### WHAT TO WORK ON
Give an exact transcription of every line, dropping the images.

>> START INPUT

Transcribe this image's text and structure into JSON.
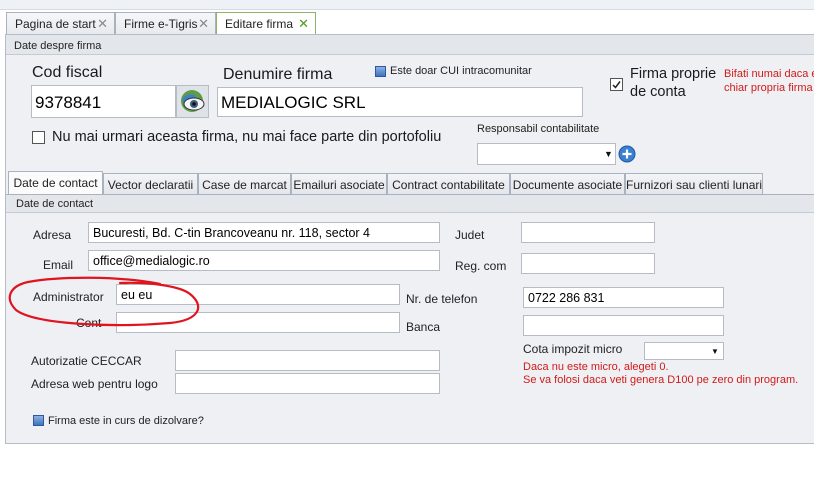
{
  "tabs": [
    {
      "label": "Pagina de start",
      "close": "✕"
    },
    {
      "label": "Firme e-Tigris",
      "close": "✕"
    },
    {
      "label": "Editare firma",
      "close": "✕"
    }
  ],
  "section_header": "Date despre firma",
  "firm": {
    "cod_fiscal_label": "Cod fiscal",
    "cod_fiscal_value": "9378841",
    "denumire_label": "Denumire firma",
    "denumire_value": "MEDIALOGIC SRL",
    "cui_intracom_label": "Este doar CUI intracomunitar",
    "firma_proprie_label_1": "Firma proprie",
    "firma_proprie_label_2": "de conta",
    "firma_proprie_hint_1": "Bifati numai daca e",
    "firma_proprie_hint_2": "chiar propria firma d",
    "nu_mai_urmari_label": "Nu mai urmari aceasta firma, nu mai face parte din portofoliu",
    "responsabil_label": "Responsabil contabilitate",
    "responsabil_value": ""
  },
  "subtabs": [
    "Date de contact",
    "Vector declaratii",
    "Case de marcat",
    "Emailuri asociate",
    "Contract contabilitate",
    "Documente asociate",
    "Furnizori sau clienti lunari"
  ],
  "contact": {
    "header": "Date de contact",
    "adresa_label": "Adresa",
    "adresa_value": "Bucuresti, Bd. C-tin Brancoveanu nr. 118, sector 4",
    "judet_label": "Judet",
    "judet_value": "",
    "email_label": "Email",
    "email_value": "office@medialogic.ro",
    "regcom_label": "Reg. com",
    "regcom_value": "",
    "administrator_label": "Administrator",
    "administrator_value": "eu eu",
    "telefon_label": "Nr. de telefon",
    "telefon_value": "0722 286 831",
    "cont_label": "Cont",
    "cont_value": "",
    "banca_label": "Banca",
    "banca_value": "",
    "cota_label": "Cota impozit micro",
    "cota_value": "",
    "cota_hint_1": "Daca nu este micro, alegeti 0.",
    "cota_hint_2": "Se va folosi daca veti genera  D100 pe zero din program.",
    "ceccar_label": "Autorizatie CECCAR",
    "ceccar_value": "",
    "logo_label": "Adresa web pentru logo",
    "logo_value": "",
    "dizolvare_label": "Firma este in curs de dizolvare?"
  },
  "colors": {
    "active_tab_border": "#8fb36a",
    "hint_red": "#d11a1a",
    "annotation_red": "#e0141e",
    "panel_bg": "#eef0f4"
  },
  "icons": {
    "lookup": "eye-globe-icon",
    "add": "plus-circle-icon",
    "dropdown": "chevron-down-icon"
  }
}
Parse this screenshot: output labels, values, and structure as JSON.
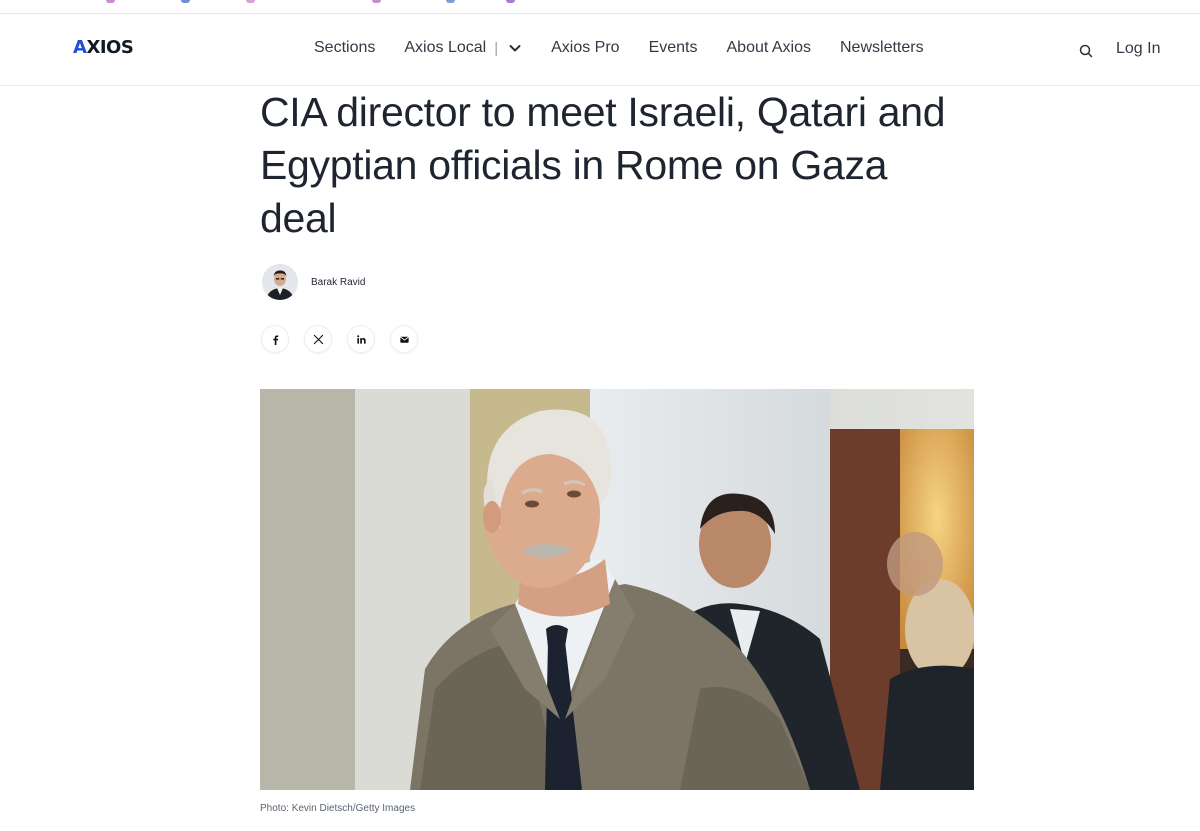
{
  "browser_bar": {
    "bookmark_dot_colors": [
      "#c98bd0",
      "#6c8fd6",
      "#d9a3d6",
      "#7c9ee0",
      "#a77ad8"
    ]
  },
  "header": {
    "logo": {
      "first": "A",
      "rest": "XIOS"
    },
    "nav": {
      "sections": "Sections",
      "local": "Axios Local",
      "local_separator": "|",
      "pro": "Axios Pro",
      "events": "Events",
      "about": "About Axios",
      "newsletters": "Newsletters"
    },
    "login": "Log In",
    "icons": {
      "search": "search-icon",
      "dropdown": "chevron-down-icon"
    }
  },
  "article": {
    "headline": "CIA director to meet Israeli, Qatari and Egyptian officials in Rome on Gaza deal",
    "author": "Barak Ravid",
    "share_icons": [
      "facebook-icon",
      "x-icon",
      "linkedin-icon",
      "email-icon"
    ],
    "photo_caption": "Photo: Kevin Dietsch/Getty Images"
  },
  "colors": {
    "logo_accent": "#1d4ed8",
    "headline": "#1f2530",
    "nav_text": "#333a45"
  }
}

>> END INPUT

### RESPONSE
Transcribe this image's text and structure into JSON.
{
  "tabs": [
    {
      "label": "Pagina de start",
      "close": "✕"
    },
    {
      "label": "Firme e-Tigris",
      "close": "✕"
    },
    {
      "label": "Editare firma",
      "close": "✕"
    }
  ],
  "section_header": "Date despre firma",
  "firm": {
    "cod_fiscal_label": "Cod fiscal",
    "cod_fiscal_value": "9378841",
    "denumire_label": "Denumire firma",
    "denumire_value": "MEDIALOGIC SRL",
    "cui_intracom_label": "Este doar CUI intracomunitar",
    "firma_proprie_label_1": "Firma proprie",
    "firma_proprie_label_2": "de conta",
    "firma_proprie_hint_1": "Bifati numai daca e",
    "firma_proprie_hint_2": "chiar propria firma d",
    "nu_mai_urmari_label": "Nu mai urmari aceasta firma, nu mai face parte din portofoliu",
    "responsabil_label": "Responsabil contabilitate",
    "responsabil_value": ""
  },
  "subtabs": [
    "Date de contact",
    "Vector declaratii",
    "Case de marcat",
    "Emailuri asociate",
    "Contract contabilitate",
    "Documente asociate",
    "Furnizori sau clienti lunari"
  ],
  "contact": {
    "header": "Date de contact",
    "adresa_label": "Adresa",
    "adresa_value": "Bucuresti, Bd. C-tin Brancoveanu nr. 118, sector 4",
    "judet_label": "Judet",
    "judet_value": "",
    "email_label": "Email",
    "email_value": "office@medialogic.ro",
    "regcom_label": "Reg. com",
    "regcom_value": "",
    "administrator_label": "Administrator",
    "administrator_value": "eu eu",
    "telefon_label": "Nr. de telefon",
    "telefon_value": "0722 286 831",
    "cont_label": "Cont",
    "cont_value": "",
    "banca_label": "Banca",
    "banca_value": "",
    "cota_label": "Cota impozit micro",
    "cota_value": "",
    "cota_hint_1": "Daca nu este micro, alegeti 0.",
    "cota_hint_2": "Se va folosi daca veti genera  D100 pe zero din program.",
    "ceccar_label": "Autorizatie CECCAR",
    "ceccar_value": "",
    "logo_label": "Adresa web pentru logo",
    "logo_value": "",
    "dizolvare_label": "Firma este in curs de dizolvare?"
  },
  "colors": {
    "active_tab_border": "#8fb36a",
    "hint_red": "#d11a1a",
    "annotation_red": "#e0141e",
    "panel_bg": "#eef0f4"
  },
  "icons": {
    "lookup": "eye-globe-icon",
    "add": "plus-circle-icon",
    "dropdown": "chevron-down-icon"
  }
}
Parse this screenshot: output labels, values, and structure as JSON.
{
  "browser_bar": {
    "bookmark_dot_colors": [
      "#c98bd0",
      "#6c8fd6",
      "#d9a3d6",
      "#7c9ee0",
      "#a77ad8"
    ]
  },
  "header": {
    "logo": {
      "first": "A",
      "rest": "XIOS"
    },
    "nav": {
      "sections": "Sections",
      "local": "Axios Local",
      "local_separator": "|",
      "pro": "Axios Pro",
      "events": "Events",
      "about": "About Axios",
      "newsletters": "Newsletters"
    },
    "login": "Log In",
    "icons": {
      "search": "search-icon",
      "dropdown": "chevron-down-icon"
    }
  },
  "article": {
    "headline": "CIA director to meet Israeli, Qatari and Egyptian officials in Rome on Gaza deal",
    "author": "Barak Ravid",
    "share_icons": [
      "facebook-icon",
      "x-icon",
      "linkedin-icon",
      "email-icon"
    ],
    "photo_caption": "Photo: Kevin Dietsch/Getty Images"
  },
  "colors": {
    "logo_accent": "#1d4ed8",
    "headline": "#1f2530",
    "nav_text": "#333a45"
  }
}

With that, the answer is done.